Copy each line of the entries beneath that contains the word "ETFs".
--- START Provided material ---
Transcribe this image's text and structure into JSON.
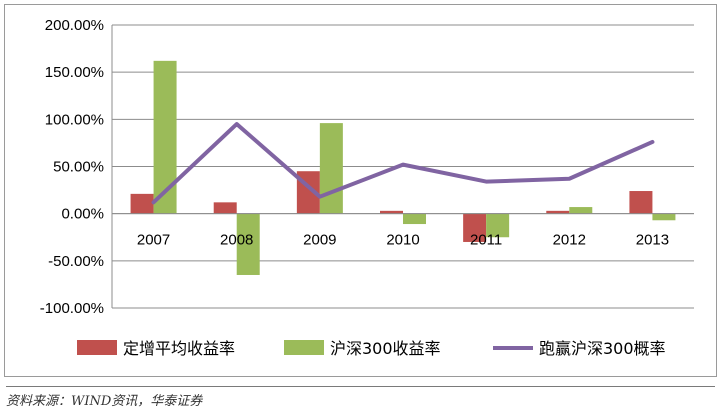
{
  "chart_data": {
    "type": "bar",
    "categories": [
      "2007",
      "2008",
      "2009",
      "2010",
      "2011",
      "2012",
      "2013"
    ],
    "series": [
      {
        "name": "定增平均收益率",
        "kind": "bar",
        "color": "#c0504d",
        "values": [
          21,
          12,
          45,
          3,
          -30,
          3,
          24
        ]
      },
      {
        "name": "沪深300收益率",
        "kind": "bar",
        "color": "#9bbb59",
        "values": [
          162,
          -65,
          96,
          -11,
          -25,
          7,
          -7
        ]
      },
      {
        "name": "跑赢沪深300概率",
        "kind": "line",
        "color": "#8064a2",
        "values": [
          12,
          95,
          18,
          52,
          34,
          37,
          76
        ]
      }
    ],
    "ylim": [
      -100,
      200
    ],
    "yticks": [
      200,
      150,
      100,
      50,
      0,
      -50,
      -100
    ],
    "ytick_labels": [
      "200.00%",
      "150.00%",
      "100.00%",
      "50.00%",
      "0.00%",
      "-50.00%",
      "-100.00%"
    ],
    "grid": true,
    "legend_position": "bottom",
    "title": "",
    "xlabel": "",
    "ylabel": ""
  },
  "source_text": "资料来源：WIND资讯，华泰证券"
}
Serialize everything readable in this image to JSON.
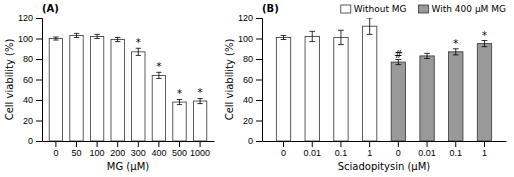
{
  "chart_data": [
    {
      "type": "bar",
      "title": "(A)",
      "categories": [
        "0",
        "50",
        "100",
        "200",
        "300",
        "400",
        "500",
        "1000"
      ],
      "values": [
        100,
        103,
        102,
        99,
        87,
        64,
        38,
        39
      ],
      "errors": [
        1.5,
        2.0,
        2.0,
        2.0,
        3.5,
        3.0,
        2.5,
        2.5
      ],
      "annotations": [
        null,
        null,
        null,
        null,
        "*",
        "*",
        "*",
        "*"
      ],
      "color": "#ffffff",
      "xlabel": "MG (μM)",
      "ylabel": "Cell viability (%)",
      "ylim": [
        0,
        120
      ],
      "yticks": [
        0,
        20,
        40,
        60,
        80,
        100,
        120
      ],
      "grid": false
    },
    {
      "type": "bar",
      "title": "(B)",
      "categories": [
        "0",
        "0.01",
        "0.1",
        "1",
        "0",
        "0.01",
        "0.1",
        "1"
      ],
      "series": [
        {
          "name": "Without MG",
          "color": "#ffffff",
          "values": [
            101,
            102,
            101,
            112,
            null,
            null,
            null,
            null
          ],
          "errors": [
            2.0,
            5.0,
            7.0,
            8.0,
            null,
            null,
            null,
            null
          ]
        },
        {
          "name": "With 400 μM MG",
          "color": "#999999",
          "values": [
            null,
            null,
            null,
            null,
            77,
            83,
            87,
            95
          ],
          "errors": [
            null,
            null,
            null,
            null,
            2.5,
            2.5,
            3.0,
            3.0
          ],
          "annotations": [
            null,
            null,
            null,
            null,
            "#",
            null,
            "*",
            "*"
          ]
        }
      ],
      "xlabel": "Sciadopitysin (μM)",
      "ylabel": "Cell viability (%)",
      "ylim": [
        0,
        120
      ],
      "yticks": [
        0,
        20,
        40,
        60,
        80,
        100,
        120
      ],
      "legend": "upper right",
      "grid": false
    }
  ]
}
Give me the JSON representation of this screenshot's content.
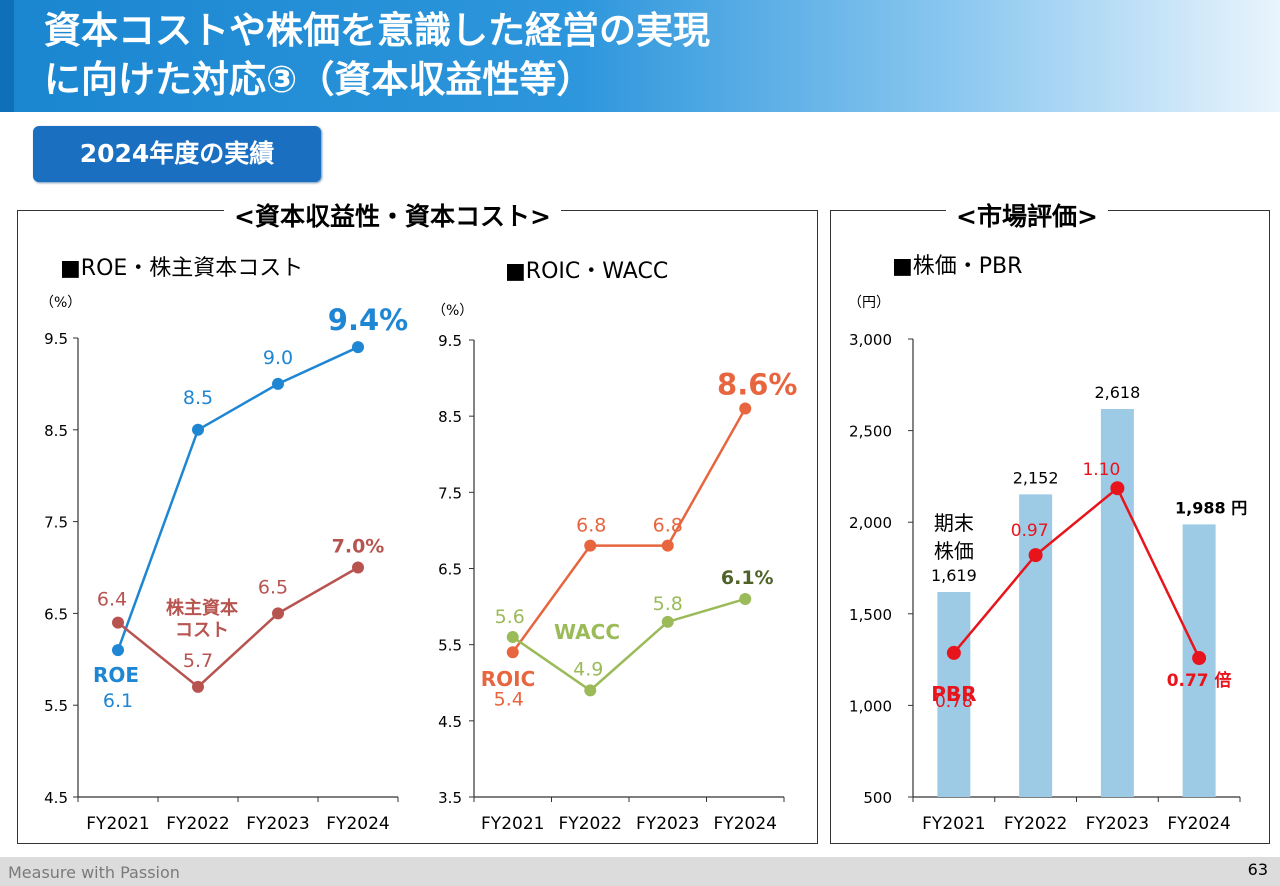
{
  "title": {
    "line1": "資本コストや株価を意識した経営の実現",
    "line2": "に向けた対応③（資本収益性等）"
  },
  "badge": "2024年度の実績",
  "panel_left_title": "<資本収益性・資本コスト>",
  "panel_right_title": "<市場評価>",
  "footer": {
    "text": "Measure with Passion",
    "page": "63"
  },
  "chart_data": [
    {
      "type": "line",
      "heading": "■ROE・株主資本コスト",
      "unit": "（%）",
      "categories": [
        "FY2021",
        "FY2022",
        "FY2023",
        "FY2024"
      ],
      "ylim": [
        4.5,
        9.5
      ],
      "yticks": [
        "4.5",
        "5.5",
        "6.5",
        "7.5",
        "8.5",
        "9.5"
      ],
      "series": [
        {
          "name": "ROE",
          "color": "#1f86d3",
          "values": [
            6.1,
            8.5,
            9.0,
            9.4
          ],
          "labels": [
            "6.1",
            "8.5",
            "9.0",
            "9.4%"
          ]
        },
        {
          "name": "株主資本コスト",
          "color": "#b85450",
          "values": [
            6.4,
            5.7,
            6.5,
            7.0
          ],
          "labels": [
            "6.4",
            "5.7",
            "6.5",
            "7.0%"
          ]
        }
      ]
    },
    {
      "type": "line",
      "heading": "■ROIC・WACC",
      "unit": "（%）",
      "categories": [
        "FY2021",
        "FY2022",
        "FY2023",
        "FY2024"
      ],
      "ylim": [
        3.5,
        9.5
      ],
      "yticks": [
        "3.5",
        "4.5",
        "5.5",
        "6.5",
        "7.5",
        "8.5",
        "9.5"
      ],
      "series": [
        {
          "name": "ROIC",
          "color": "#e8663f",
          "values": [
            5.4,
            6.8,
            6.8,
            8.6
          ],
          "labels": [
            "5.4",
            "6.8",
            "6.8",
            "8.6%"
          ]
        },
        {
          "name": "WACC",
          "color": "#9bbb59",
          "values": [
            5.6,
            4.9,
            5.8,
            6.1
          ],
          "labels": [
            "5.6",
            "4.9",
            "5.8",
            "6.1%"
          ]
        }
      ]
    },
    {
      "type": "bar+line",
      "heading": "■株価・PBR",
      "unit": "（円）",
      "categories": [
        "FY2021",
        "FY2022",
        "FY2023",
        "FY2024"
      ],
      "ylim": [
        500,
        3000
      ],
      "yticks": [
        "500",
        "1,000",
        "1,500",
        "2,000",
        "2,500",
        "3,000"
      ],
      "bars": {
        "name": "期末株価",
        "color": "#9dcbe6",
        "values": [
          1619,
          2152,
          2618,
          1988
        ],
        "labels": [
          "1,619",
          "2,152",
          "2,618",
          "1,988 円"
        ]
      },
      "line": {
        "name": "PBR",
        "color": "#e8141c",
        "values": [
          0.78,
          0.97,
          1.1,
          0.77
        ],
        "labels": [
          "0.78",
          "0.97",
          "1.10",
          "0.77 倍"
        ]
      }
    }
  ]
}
--- END Provided material ---
--- START Provided material ---
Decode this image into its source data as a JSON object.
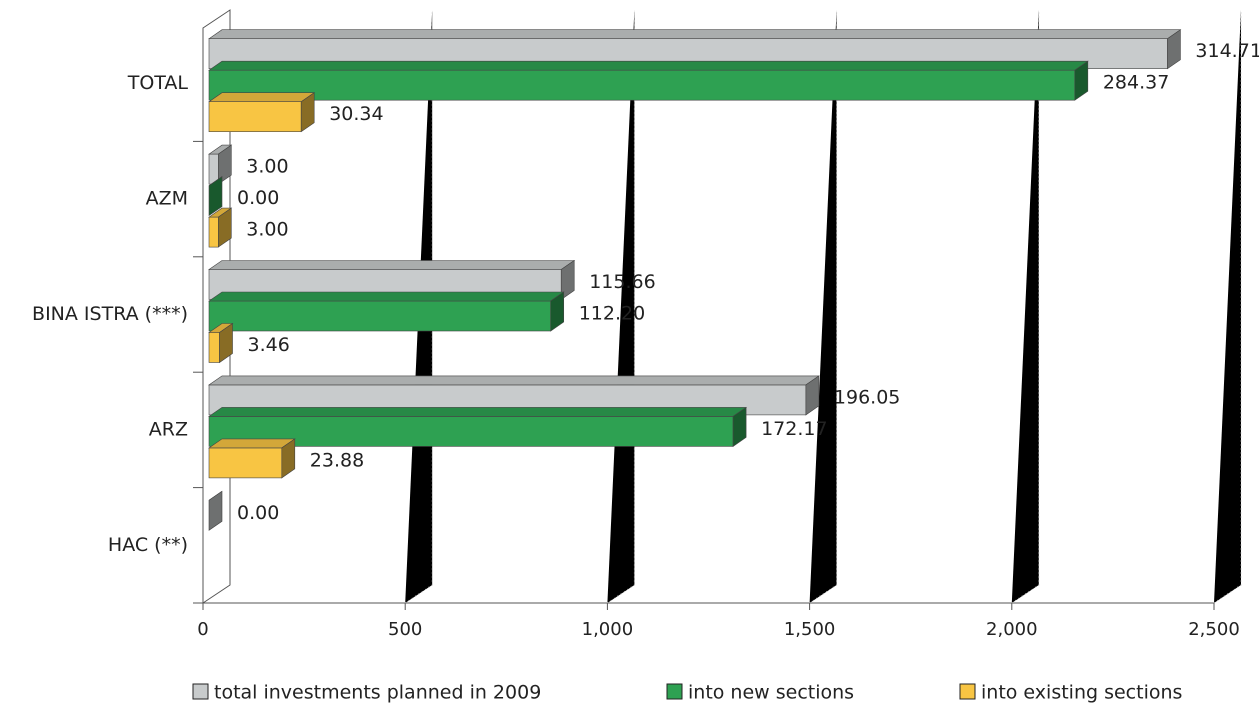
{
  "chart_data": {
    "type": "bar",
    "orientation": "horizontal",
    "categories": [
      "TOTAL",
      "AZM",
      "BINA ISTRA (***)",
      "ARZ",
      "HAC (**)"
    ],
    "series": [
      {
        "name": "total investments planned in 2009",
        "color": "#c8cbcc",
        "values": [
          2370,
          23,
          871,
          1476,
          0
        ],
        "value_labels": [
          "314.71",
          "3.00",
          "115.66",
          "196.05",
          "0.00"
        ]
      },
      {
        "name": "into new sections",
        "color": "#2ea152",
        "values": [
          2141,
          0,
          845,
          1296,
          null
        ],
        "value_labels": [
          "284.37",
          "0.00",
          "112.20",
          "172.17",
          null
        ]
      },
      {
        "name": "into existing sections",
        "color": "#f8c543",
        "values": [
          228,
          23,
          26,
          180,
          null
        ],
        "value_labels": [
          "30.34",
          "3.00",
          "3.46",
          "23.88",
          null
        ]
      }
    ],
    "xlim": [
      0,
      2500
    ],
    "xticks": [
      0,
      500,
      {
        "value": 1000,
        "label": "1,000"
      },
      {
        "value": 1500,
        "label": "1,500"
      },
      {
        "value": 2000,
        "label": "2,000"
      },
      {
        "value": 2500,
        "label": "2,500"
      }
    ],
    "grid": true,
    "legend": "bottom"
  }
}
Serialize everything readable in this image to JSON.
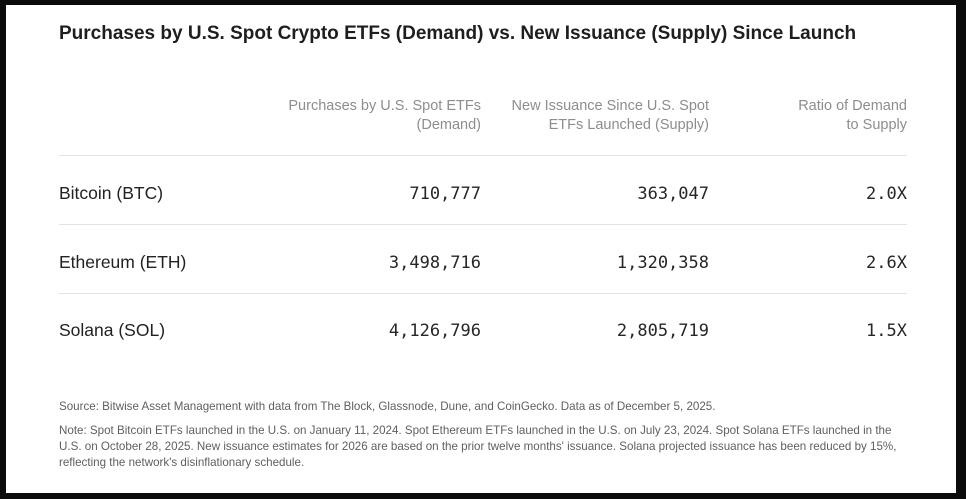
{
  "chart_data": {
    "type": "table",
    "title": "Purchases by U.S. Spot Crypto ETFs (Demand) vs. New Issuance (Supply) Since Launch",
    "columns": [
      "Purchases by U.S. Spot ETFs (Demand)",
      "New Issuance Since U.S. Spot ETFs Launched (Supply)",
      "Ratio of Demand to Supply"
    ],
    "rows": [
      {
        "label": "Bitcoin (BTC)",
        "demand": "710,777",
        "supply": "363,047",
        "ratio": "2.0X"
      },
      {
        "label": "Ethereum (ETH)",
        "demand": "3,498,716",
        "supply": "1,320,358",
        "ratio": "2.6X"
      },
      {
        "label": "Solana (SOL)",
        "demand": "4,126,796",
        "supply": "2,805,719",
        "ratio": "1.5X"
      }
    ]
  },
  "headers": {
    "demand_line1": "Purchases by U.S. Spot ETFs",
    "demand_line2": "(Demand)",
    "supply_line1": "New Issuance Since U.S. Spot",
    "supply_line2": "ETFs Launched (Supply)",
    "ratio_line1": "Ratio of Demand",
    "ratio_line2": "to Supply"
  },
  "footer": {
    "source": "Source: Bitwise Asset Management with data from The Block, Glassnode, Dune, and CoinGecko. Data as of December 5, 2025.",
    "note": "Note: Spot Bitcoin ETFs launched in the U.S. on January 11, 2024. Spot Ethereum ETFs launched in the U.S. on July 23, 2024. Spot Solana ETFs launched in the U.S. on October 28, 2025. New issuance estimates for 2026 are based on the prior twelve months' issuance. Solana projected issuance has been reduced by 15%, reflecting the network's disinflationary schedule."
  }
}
--- END Provided material ---
▶ _Result of this task_
    "title": "Purchases by U.S. Spot Crypto ETFs (Demand) vs. New Issuance (Supply) Since Launch",
      "Purchases by U.S. Spot ETFs (Demand)",
      "New Issuance Since U.S. Spot ETFs Launched (Supply)",
    "demand_line1": "Purchases by U.S. Spot ETFs",
    "supply_line2": "ETFs Launched (Supply)",
    "note": "Note: Spot Bitcoin ETFs launched in the U.S. on January 11, 2024. Spot Ethereum ETFs launched in the U.S. on July 23, 2024. Spot Solana ETFs launched in the U.S. on October 28, 2025. New issuance estimates for 2026 are based on the prior twelve months' issuance. Solana projected issuance has been reduced by 15%, reflecting the network's disinflationary schedule."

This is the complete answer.